**REQUIRED TASK:** Copy the lines below verbatim, but only from the line containing "Transcribe this chart's" through the end of the data.

Collected data entries:
* * * * * * *

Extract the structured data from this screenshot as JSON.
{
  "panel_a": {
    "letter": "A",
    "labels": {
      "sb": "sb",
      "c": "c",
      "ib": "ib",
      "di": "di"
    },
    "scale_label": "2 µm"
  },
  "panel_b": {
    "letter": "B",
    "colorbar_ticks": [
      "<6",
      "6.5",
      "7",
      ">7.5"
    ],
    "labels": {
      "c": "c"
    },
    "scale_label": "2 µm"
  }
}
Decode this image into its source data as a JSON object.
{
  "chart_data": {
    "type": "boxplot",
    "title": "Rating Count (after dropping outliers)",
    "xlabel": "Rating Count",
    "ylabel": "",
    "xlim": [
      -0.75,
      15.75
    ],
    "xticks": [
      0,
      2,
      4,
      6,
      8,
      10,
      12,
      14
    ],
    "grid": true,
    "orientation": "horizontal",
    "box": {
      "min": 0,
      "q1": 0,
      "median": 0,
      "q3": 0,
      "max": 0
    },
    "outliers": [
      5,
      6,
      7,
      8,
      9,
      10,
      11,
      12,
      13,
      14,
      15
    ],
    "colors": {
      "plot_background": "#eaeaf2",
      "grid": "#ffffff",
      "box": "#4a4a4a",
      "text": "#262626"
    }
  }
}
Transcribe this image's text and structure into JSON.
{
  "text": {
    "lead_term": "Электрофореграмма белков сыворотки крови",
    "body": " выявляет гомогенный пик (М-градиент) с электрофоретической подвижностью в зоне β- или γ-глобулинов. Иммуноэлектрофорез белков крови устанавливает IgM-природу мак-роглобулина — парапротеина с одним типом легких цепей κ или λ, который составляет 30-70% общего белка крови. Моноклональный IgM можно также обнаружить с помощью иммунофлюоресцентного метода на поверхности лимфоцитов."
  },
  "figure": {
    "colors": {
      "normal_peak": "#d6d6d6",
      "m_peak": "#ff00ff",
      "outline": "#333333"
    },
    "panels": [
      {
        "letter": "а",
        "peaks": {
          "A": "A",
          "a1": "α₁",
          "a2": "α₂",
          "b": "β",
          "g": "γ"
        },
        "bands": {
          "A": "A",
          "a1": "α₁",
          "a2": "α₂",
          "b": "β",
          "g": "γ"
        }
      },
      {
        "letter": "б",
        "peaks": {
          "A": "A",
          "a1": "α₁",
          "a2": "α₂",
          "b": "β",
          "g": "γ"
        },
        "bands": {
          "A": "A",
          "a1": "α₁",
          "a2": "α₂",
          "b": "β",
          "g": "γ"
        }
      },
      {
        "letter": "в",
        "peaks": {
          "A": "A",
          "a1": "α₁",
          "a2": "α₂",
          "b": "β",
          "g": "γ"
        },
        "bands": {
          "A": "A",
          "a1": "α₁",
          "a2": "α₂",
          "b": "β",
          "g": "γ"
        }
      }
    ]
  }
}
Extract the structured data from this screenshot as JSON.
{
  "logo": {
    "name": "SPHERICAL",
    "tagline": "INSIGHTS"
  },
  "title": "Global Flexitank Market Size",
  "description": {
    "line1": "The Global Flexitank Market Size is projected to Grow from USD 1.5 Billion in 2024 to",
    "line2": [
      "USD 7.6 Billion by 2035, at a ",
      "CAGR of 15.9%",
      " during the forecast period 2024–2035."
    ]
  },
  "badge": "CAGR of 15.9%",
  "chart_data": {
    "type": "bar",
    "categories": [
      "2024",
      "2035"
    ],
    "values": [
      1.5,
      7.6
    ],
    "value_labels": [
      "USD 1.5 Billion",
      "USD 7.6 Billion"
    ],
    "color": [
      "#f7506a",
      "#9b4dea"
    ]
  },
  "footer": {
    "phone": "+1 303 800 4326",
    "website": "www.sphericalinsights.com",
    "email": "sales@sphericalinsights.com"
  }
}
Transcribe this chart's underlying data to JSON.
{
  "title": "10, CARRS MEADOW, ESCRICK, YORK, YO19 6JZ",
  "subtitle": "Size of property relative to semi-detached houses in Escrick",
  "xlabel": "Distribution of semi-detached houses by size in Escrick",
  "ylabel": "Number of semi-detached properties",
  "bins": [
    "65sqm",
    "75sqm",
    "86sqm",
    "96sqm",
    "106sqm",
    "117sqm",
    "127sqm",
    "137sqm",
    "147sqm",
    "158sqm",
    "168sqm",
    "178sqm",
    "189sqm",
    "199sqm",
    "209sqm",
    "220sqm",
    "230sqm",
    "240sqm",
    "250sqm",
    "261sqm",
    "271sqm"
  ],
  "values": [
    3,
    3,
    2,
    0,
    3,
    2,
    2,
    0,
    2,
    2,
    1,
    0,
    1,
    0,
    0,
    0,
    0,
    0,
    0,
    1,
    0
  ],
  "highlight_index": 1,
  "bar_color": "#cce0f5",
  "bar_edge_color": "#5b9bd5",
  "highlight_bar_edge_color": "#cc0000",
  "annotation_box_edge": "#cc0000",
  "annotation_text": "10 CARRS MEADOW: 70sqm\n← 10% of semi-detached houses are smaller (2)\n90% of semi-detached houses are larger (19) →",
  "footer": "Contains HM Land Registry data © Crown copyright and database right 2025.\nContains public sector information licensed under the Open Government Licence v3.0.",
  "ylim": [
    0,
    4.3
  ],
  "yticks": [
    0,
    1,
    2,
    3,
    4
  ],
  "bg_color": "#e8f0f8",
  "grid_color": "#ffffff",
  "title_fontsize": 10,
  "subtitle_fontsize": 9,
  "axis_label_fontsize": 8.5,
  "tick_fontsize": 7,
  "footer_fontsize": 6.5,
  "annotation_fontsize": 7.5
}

* * * * * * *

**WORKED SOLUTION:**
Transcribe this chart's underlying data to JSON.
{
  "title": "10, CARRS MEADOW, ESCRICK, YORK, YO19 6JZ",
  "subtitle": "Size of property relative to semi-detached houses in Escrick",
  "xlabel": "Distribution of semi-detached houses by size in Escrick",
  "ylabel": "Number of semi-detached properties",
  "bins": [
    "65sqm",
    "75sqm",
    "86sqm",
    "96sqm",
    "106sqm",
    "117sqm",
    "127sqm",
    "137sqm",
    "147sqm",
    "158sqm",
    "168sqm",
    "178sqm",
    "189sqm",
    "199sqm",
    "209sqm",
    "220sqm",
    "230sqm",
    "240sqm",
    "250sqm",
    "261sqm",
    "271sqm"
  ],
  "values": [
    3,
    3,
    2,
    0,
    3,
    2,
    2,
    0,
    2,
    2,
    1,
    0,
    1,
    0,
    0,
    0,
    0,
    0,
    0,
    1,
    0
  ],
  "highlight_index": 1,
  "bar_color": "#cce0f5",
  "bar_edge_color": "#5b9bd5",
  "highlight_bar_edge_color": "#cc0000",
  "annotation_box_edge": "#cc0000",
  "annotation_text": "10 CARRS MEADOW: 70sqm\n← 10% of semi-detached houses are smaller (2)\n90% of semi-detached houses are larger (19) →",
  "footer": "Contains HM Land Registry data © Crown copyright and database right 2025.\nContains public sector information licensed under the Open Government Licence v3.0.",
  "ylim": [
    0,
    4.3
  ],
  "yticks": [
    0,
    1,
    2,
    3,
    4
  ],
  "bg_color": "#e8f0f8",
  "grid_color": "#ffffff",
  "title_fontsize": 10,
  "subtitle_fontsize": 9,
  "axis_label_fontsize": 8.5,
  "tick_fontsize": 7,
  "footer_fontsize": 6.5,
  "annotation_fontsize": 7.5
}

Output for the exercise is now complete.